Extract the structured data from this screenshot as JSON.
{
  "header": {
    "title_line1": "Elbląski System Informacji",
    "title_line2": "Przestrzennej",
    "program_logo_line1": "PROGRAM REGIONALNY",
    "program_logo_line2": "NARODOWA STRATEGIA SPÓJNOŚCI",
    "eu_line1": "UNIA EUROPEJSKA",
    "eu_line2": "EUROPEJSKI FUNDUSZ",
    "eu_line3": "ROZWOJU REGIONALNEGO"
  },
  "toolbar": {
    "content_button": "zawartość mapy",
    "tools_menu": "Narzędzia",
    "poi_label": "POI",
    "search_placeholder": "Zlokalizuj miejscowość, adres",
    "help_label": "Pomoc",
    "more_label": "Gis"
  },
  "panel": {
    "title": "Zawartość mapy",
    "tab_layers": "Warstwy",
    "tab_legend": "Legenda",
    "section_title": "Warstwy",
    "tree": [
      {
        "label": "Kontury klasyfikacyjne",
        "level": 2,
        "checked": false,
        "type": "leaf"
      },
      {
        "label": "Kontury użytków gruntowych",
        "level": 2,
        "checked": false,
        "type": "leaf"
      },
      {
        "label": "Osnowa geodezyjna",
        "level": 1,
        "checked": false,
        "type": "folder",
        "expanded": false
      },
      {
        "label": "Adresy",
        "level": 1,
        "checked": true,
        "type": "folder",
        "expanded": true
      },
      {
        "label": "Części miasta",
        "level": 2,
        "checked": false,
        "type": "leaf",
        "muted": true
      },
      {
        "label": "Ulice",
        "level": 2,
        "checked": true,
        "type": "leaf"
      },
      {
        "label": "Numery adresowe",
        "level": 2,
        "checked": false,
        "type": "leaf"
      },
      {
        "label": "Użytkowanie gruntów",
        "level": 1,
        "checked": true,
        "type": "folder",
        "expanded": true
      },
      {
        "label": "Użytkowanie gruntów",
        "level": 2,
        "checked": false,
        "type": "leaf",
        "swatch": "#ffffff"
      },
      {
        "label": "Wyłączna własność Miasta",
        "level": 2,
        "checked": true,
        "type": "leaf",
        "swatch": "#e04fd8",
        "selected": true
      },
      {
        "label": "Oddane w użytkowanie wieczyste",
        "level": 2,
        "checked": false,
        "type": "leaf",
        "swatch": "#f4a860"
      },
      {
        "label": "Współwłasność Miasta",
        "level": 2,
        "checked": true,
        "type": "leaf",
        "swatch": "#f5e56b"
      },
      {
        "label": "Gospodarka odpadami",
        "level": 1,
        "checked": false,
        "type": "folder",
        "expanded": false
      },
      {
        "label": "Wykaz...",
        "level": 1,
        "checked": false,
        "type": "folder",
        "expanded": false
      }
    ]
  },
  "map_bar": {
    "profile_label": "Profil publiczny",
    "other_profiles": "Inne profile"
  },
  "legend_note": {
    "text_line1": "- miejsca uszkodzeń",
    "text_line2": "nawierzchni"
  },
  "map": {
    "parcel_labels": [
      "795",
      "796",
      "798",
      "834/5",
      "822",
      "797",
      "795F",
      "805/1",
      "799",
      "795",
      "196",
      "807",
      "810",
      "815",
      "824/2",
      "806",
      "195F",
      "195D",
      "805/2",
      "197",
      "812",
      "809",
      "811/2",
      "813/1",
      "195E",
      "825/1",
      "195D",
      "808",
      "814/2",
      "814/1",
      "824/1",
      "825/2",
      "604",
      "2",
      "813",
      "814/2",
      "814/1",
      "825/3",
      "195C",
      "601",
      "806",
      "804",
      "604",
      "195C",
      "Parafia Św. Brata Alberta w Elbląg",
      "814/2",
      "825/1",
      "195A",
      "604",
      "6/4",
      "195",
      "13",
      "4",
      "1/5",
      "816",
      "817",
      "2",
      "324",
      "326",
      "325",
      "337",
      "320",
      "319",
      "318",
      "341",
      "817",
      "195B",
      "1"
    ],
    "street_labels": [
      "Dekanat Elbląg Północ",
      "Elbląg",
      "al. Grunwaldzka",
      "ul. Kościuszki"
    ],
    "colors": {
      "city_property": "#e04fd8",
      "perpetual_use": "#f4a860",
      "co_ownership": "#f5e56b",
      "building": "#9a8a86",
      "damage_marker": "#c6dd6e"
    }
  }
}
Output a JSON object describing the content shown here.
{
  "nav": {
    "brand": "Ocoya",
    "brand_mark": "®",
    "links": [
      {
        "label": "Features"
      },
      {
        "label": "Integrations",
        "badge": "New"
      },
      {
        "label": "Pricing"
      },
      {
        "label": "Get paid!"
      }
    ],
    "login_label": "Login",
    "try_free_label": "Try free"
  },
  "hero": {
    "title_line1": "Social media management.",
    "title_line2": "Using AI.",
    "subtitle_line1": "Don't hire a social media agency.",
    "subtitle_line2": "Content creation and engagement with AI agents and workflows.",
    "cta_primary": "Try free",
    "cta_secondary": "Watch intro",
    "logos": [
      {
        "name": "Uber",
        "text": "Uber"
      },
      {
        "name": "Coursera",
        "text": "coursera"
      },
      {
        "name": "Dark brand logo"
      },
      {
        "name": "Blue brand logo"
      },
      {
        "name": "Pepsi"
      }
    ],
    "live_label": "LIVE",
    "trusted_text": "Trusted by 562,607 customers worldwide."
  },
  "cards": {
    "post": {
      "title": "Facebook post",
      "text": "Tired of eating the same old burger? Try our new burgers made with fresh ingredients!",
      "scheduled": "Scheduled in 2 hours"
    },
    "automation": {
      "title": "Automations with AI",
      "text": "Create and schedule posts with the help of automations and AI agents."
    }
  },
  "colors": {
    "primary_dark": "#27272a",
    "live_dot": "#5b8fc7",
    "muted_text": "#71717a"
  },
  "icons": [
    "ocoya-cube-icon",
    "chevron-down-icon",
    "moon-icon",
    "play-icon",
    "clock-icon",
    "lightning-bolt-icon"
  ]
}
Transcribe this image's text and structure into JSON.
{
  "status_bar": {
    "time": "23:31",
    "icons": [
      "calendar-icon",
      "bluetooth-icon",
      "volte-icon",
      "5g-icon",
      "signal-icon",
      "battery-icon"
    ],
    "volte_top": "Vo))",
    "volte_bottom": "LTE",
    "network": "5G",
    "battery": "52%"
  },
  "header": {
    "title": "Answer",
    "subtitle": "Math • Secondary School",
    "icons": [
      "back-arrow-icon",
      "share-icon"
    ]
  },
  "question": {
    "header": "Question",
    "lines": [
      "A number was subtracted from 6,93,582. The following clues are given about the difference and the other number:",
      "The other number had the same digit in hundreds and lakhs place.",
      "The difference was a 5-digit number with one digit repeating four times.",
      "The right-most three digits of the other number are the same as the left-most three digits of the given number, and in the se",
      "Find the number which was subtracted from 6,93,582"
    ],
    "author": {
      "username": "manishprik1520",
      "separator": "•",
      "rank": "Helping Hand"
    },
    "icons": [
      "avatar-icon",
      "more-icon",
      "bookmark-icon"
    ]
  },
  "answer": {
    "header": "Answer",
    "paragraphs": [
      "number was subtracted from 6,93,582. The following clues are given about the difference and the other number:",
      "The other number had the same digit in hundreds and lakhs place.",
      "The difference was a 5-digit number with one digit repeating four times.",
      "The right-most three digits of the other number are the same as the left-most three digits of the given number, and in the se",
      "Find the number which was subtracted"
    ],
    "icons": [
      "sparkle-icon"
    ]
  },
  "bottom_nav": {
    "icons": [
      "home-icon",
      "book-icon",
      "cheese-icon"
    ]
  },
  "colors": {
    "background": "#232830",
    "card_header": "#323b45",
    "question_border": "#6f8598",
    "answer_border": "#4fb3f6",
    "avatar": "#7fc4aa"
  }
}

+++

▶ _What is needed_
Gather all lines from the records above in which "clues" appears.

▶ _Task response_
      "A number was subtracted from 6,93,582. The following clues are given about the difference and the other number:",
      "number was subtracted from 6,93,582. The following clues are given about the difference and the other number:",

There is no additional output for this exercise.